> WRITTEN TASK:
Copy the material below with "longitudinal cross-section" swapped for "lengthwise cross-section", keeping everything else the same.

(Stored items)
........

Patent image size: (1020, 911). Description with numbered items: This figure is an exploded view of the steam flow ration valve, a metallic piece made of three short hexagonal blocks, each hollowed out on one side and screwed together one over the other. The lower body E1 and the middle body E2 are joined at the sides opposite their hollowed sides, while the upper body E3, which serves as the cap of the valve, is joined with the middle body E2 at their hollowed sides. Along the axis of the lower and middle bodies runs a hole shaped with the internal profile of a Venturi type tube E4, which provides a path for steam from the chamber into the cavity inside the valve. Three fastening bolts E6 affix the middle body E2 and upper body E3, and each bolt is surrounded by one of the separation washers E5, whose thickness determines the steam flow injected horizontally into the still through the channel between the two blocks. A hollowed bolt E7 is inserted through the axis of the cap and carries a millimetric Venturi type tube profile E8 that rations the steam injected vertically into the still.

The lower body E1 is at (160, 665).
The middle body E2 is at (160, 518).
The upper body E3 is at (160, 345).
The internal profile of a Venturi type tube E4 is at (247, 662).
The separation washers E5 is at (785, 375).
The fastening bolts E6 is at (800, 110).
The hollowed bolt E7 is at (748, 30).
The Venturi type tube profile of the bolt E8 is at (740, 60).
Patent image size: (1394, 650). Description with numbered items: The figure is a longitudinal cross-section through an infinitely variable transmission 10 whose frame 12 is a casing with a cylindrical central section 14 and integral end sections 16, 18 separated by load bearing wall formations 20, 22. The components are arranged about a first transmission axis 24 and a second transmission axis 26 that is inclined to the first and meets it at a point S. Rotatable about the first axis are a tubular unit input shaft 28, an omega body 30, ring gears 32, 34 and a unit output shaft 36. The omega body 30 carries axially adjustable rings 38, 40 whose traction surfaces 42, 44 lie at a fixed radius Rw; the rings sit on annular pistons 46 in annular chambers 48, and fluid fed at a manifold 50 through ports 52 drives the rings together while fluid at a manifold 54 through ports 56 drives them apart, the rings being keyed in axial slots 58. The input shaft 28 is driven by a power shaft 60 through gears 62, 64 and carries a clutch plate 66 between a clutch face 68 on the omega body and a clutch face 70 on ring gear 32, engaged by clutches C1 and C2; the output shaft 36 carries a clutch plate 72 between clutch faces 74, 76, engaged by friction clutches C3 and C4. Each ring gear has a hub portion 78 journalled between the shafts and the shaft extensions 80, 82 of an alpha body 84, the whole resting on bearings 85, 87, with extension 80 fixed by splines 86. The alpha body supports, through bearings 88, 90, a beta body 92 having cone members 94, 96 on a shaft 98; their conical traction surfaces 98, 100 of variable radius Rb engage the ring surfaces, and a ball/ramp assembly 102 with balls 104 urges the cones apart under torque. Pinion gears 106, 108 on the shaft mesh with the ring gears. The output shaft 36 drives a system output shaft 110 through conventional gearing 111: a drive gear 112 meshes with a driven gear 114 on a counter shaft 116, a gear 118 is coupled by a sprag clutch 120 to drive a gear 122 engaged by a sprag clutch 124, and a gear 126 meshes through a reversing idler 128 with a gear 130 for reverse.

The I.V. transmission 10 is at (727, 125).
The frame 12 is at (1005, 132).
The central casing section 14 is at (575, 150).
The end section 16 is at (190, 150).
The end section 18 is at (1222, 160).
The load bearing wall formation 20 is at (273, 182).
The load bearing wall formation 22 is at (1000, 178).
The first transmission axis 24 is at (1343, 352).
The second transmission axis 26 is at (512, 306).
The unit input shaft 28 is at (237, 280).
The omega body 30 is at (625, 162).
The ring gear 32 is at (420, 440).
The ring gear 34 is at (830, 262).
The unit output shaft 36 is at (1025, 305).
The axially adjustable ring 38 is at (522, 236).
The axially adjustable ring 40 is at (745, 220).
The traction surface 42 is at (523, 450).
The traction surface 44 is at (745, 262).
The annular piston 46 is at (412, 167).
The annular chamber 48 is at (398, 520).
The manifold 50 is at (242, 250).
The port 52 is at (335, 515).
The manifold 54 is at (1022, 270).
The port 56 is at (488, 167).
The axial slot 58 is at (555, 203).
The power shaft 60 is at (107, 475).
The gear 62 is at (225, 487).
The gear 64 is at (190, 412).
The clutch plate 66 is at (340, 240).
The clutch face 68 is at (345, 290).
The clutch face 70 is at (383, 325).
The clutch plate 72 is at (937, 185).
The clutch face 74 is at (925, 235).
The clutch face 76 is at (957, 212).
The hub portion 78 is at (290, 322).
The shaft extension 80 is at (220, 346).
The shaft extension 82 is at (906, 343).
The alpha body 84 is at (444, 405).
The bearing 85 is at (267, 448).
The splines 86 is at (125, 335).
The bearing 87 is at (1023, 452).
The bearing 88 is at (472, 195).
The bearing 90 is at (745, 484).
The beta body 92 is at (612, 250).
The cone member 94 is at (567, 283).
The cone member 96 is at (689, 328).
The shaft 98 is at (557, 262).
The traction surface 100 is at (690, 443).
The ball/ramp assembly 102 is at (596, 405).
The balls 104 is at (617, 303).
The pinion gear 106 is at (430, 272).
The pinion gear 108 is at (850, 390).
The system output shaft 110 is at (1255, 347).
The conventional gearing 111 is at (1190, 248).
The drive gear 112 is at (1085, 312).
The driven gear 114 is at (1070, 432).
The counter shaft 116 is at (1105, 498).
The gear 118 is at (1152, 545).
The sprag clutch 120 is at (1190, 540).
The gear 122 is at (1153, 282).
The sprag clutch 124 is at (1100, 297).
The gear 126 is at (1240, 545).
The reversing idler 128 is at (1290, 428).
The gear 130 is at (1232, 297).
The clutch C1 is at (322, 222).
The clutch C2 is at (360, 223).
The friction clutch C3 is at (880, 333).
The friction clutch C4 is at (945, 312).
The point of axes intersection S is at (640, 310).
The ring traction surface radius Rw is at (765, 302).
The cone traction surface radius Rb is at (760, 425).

........

> SOLUTION FOR THIS TASK:
Patent image size: (1020, 911). Description with numbered items: This figure is an exploded view of the steam flow ration valve, a metallic piece made of three short hexagonal blocks, each hollowed out on one side and screwed together one over the other. The lower body E1 and the middle body E2 are joined at the sides opposite their hollowed sides, while the upper body E3, which serves as the cap of the valve, is joined with the middle body E2 at their hollowed sides. Along the axis of the lower and middle bodies runs a hole shaped with the internal profile of a Venturi type tube E4, which provides a path for steam from the chamber into the cavity inside the valve. Three fastening bolts E6 affix the middle body E2 and upper body E3, and each bolt is surrounded by one of the separation washers E5, whose thickness determines the steam flow injected horizontally into the still through the channel between the two blocks. A hollowed bolt E7 is inserted through the axis of the cap and carries a millimetric Venturi type tube profile E8 that rations the steam injected vertically into the still.

The lower body E1 is at (160, 665).
The middle body E2 is at (160, 518).
The upper body E3 is at (160, 345).
The internal profile of a Venturi type tube E4 is at (247, 662).
The separation washers E5 is at (785, 375).
The fastening bolts E6 is at (800, 110).
The hollowed bolt E7 is at (748, 30).
The Venturi type tube profile of the bolt E8 is at (740, 60).
Patent image size: (1394, 650). Description with numbered items: The figure is a lengthwise cross-section through an infinitely variable transmission 10 whose frame 12 is a casing with a cylindrical central section 14 and integral end sections 16, 18 separated by load bearing wall formations 20, 22. The components are arranged about a first transmission axis 24 and a second transmission axis 26 that is inclined to the first and meets it at a point S. Rotatable about the first axis are a tubular unit input shaft 28, an omega body 30, ring gears 32, 34 and a unit output shaft 36. The omega body 30 carries axially adjustable rings 38, 40 whose traction surfaces 42, 44 lie at a fixed radius Rw; the rings sit on annular pistons 46 in annular chambers 48, and fluid fed at a manifold 50 through ports 52 drives the rings together while fluid at a manifold 54 through ports 56 drives them apart, the rings being keyed in axial slots 58. The input shaft 28 is driven by a power shaft 60 through gears 62, 64 and carries a clutch plate 66 between a clutch face 68 on the omega body and a clutch face 70 on ring gear 32, engaged by clutches C1 and C2; the output shaft 36 carries a clutch plate 72 between clutch faces 74, 76, engaged by friction clutches C3 and C4. Each ring gear has a hub portion 78 journalled between the shafts and the shaft extensions 80, 82 of an alpha body 84, the whole resting on bearings 85, 87, with extension 80 fixed by splines 86. The alpha body supports, through bearings 88, 90, a beta body 92 having cone members 94, 96 on a shaft 98; their conical traction surfaces 98, 100 of variable radius Rb engage the ring surfaces, and a ball/ramp assembly 102 with balls 104 urges the cones apart under torque. Pinion gears 106, 108 on the shaft mesh with the ring gears. The output shaft 36 drives a system output shaft 110 through conventional gearing 111: a drive gear 112 meshes with a driven gear 114 on a counter shaft 116, a gear 118 is coupled by a sprag clutch 120 to drive a gear 122 engaged by a sprag clutch 124, and a gear 126 meshes through a reversing idler 128 with a gear 130 for reverse.

The I.V. transmission 10 is at (727, 125).
The frame 12 is at (1005, 132).
The central casing section 14 is at (575, 150).
The end section 16 is at (190, 150).
The end section 18 is at (1222, 160).
The load bearing wall formation 20 is at (273, 182).
The load bearing wall formation 22 is at (1000, 178).
The first transmission axis 24 is at (1343, 352).
The second transmission axis 26 is at (512, 306).
The unit input shaft 28 is at (237, 280).
The omega body 30 is at (625, 162).
The ring gear 32 is at (420, 440).
The ring gear 34 is at (830, 262).
The unit output shaft 36 is at (1025, 305).
The axially adjustable ring 38 is at (522, 236).
The axially adjustable ring 40 is at (745, 220).
The traction surface 42 is at (523, 450).
The traction surface 44 is at (745, 262).
The annular piston 46 is at (412, 167).
The annular chamber 48 is at (398, 520).
The manifold 50 is at (242, 250).
The port 52 is at (335, 515).
The manifold 54 is at (1022, 270).
The port 56 is at (488, 167).
The axial slot 58 is at (555, 203).
The power shaft 60 is at (107, 475).
The gear 62 is at (225, 487).
The gear 64 is at (190, 412).
The clutch plate 66 is at (340, 240).
The clutch face 68 is at (345, 290).
The clutch face 70 is at (383, 325).
The clutch plate 72 is at (937, 185).
The clutch face 74 is at (925, 235).
The clutch face 76 is at (957, 212).
The hub portion 78 is at (290, 322).
The shaft extension 80 is at (220, 346).
The shaft extension 82 is at (906, 343).
The alpha body 84 is at (444, 405).
The bearing 85 is at (267, 448).
The splines 86 is at (125, 335).
The bearing 87 is at (1023, 452).
The bearing 88 is at (472, 195).
The bearing 90 is at (745, 484).
The beta body 92 is at (612, 250).
The cone member 94 is at (567, 283).
The cone member 96 is at (689, 328).
The shaft 98 is at (557, 262).
The traction surface 100 is at (690, 443).
The ball/ramp assembly 102 is at (596, 405).
The balls 104 is at (617, 303).
The pinion gear 106 is at (430, 272).
The pinion gear 108 is at (850, 390).
The system output shaft 110 is at (1255, 347).
The conventional gearing 111 is at (1190, 248).
The drive gear 112 is at (1085, 312).
The driven gear 114 is at (1070, 432).
The counter shaft 116 is at (1105, 498).
The gear 118 is at (1152, 545).
The sprag clutch 120 is at (1190, 540).
The gear 122 is at (1153, 282).
The sprag clutch 124 is at (1100, 297).
The gear 126 is at (1240, 545).
The reversing idler 128 is at (1290, 428).
The gear 130 is at (1232, 297).
The clutch C1 is at (322, 222).
The clutch C2 is at (360, 223).
The friction clutch C3 is at (880, 333).
The friction clutch C4 is at (945, 312).
The point of axes intersection S is at (640, 310).
The ring traction surface radius Rw is at (765, 302).
The cone traction surface radius Rb is at (760, 425).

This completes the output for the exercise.